**Short problem**
Transcribe every line exactly and omit anything that is a picture.

**Entries supplied**
===

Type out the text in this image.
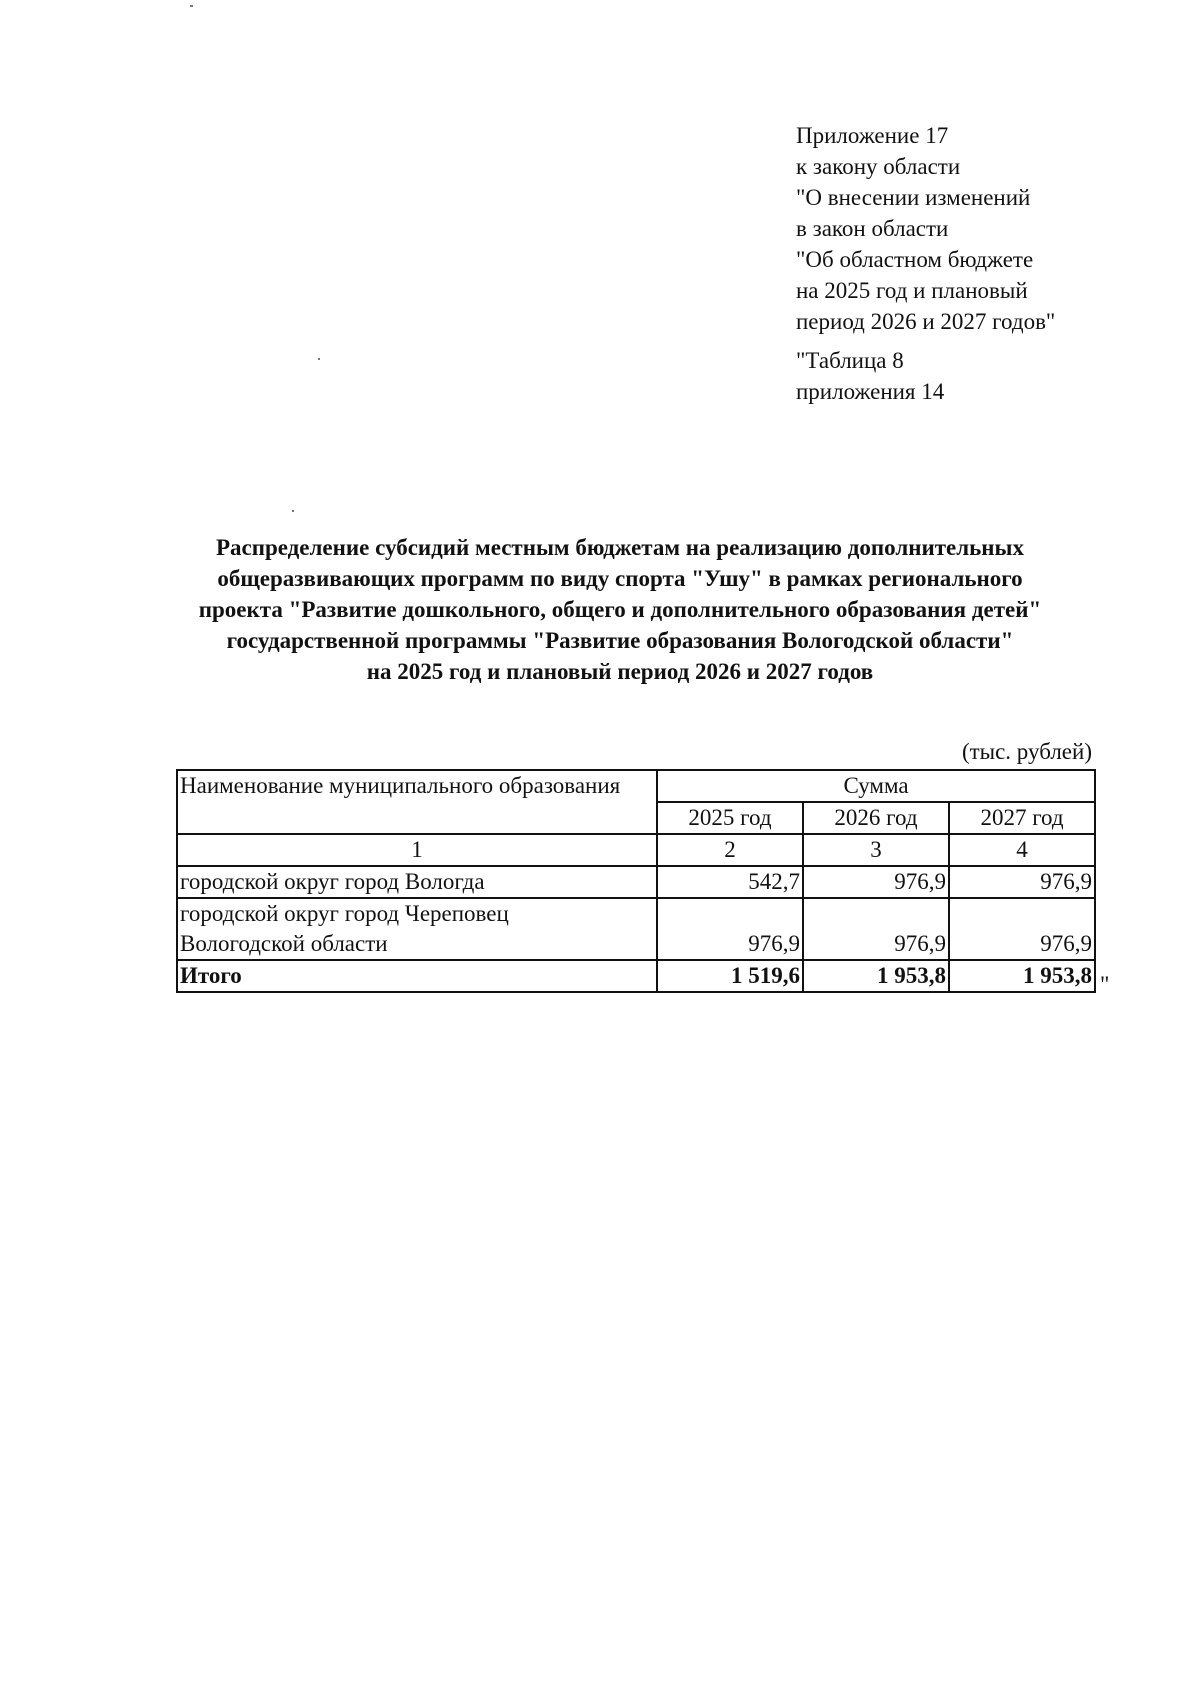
Приложение 17
к закону области
"О внесении изменений
в закон области
"Об областном бюджете
на 2025 год и плановый
период 2026 и 2027 годов"
"Таблица 8
приложения 14
Распределение субсидий местным бюджетам на реализацию дополнительных
общеразвивающих программ по виду спорта "Ушу" в рамках регионального
проекта "Развитие дошкольного, общего и дополнительного образования детей"
государственной программы "Развитие образования Вологодской области"
на 2025 год и плановый период 2026 и 2027 годов
(тыс. рублей)
Наименование муниципального образования	Сумма		
	2025 год	2026 год	2027 год
1	2	3	4
городской округ город Вологда	542,7	976,9	976,9
городской округ город Череповец
Вологодской области	976,9	976,9	976,9
Итого	1 519,6	1 953,8	1 953,8 "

===

**Exercise result**
Type out the text in this image.
Приложение 17
к закону области
"О внесении изменений
в закон области
"Об областном бюджете
на 2025 год и плановый
период 2026 и 2027 годов"
"Таблица 8
приложения 14
Распределение субсидий местным бюджетам на реализацию дополнительных
общеразвивающих программ по виду спорта "Ушу" в рамках регионального
проекта "Развитие дошкольного, общего и дополнительного образования детей"
государственной программы "Развитие образования Вологодской области"
на 2025 год и плановый период 2026 и 2027 годов
(тыс. рублей)
Наименование муниципального образования	Сумма		
	2025 год	2026 год	2027 год
1	2	3	4
городской округ город Вологда	542,7	976,9	976,9
городской округ город Череповец
Вологодской области	976,9	976,9	976,9
Итого	1 519,6	1 953,8	1 953,8 "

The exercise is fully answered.